_Challenge_
Below is a listing. Gather each line of it that contains "étapes".

- - - - - - -

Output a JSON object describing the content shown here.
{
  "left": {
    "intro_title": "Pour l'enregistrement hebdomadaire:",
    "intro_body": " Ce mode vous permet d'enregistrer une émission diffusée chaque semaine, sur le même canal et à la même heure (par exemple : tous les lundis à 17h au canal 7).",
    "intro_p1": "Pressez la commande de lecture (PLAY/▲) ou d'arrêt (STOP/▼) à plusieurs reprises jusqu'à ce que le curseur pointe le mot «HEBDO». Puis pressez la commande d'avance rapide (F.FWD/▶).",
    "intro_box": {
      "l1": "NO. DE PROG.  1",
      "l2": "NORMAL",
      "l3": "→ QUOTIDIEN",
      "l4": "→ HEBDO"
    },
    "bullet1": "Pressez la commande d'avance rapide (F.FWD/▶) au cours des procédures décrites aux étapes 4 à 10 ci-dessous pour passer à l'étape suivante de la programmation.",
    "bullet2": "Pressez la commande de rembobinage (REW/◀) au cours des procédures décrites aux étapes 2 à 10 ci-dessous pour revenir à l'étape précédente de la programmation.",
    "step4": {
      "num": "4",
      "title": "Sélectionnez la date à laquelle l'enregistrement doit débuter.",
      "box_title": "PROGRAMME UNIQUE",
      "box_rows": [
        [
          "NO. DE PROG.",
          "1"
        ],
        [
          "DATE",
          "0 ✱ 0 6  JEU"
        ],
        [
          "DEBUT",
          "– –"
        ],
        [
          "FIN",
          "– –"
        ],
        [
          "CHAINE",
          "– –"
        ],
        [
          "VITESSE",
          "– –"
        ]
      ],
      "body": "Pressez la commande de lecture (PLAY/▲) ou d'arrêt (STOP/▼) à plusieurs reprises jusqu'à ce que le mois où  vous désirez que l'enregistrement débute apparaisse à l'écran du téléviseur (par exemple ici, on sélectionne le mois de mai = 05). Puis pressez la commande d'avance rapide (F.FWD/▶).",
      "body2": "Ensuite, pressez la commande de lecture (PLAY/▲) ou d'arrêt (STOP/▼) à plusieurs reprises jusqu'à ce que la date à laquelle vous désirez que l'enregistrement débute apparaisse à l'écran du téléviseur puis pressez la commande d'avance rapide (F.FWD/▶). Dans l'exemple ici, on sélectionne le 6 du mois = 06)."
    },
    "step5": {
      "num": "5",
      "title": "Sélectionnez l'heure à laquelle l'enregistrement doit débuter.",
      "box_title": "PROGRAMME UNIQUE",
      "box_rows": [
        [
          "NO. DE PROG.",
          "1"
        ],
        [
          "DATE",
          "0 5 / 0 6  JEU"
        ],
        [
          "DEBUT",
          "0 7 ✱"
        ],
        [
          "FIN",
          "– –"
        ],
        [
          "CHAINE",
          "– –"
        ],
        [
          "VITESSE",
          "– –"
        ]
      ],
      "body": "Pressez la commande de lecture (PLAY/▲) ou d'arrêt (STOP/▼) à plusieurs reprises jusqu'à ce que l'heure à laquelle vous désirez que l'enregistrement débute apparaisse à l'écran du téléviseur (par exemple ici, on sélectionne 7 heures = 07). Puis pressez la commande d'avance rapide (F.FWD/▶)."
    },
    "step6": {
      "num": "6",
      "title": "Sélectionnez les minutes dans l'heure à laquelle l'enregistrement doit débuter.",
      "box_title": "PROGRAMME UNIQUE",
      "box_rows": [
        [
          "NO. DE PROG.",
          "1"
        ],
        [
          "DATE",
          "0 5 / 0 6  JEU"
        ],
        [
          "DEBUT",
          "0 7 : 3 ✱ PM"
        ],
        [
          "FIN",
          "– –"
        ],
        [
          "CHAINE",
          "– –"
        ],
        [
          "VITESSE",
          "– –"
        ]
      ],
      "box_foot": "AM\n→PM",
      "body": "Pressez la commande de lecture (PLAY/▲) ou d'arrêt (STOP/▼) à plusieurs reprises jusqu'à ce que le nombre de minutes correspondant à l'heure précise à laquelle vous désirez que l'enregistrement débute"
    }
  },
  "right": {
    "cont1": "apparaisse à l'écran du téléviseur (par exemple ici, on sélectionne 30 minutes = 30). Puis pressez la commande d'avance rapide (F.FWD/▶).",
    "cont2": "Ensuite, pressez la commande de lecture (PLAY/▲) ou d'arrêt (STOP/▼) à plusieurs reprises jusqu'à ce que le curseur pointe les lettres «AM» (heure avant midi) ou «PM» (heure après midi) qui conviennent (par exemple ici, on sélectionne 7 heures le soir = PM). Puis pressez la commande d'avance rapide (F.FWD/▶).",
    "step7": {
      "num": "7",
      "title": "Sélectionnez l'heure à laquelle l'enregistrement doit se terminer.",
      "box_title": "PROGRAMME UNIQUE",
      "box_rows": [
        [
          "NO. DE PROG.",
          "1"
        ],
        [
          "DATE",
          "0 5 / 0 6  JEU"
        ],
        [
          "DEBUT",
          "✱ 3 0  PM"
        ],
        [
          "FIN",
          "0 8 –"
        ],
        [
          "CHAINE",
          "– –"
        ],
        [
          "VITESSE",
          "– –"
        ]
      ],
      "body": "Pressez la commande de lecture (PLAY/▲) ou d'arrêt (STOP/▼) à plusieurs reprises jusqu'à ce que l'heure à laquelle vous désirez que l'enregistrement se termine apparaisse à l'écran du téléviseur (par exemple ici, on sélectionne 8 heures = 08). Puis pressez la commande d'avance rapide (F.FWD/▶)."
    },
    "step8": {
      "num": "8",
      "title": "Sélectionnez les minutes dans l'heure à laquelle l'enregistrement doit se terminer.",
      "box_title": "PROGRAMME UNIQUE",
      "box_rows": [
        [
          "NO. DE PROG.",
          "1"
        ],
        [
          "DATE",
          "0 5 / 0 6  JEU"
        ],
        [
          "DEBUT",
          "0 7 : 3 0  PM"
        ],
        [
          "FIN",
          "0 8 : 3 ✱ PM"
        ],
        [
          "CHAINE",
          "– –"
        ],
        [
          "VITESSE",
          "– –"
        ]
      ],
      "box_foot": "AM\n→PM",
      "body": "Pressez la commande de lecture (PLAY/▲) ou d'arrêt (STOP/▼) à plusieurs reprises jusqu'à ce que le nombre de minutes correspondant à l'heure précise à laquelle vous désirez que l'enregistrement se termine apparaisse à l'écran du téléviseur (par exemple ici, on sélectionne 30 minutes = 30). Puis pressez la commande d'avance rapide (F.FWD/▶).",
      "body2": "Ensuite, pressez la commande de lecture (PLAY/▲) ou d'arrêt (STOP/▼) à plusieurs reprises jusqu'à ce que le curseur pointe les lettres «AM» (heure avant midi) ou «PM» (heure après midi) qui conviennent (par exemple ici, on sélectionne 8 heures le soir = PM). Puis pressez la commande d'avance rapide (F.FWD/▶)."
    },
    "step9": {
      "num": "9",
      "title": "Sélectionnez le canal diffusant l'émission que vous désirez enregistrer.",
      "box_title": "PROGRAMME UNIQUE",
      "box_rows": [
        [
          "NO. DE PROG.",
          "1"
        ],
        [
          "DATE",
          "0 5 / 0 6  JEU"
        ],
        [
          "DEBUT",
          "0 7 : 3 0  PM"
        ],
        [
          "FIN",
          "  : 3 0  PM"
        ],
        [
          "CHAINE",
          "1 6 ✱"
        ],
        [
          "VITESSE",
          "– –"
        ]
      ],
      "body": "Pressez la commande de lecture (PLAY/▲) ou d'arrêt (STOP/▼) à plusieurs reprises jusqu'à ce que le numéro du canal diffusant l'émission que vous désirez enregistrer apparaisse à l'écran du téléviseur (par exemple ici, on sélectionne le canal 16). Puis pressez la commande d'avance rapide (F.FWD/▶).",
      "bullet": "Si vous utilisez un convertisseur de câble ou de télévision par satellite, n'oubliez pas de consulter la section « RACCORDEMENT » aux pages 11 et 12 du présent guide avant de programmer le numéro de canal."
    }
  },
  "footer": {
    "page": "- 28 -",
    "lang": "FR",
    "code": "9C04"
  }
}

- - - - - - -

_Completed task_
    "bullet1": "Pressez la commande d'avance rapide (F.FWD/▶) au cours des procédures décrites aux étapes 4 à 10 ci-dessous pour passer à l'étape suivante de la programmation.",
    "bullet2": "Pressez la commande de rembobinage (REW/◀) au cours des procédures décrites aux étapes 2 à 10 ci-dessous pour revenir à l'étape précédente de la programmation.",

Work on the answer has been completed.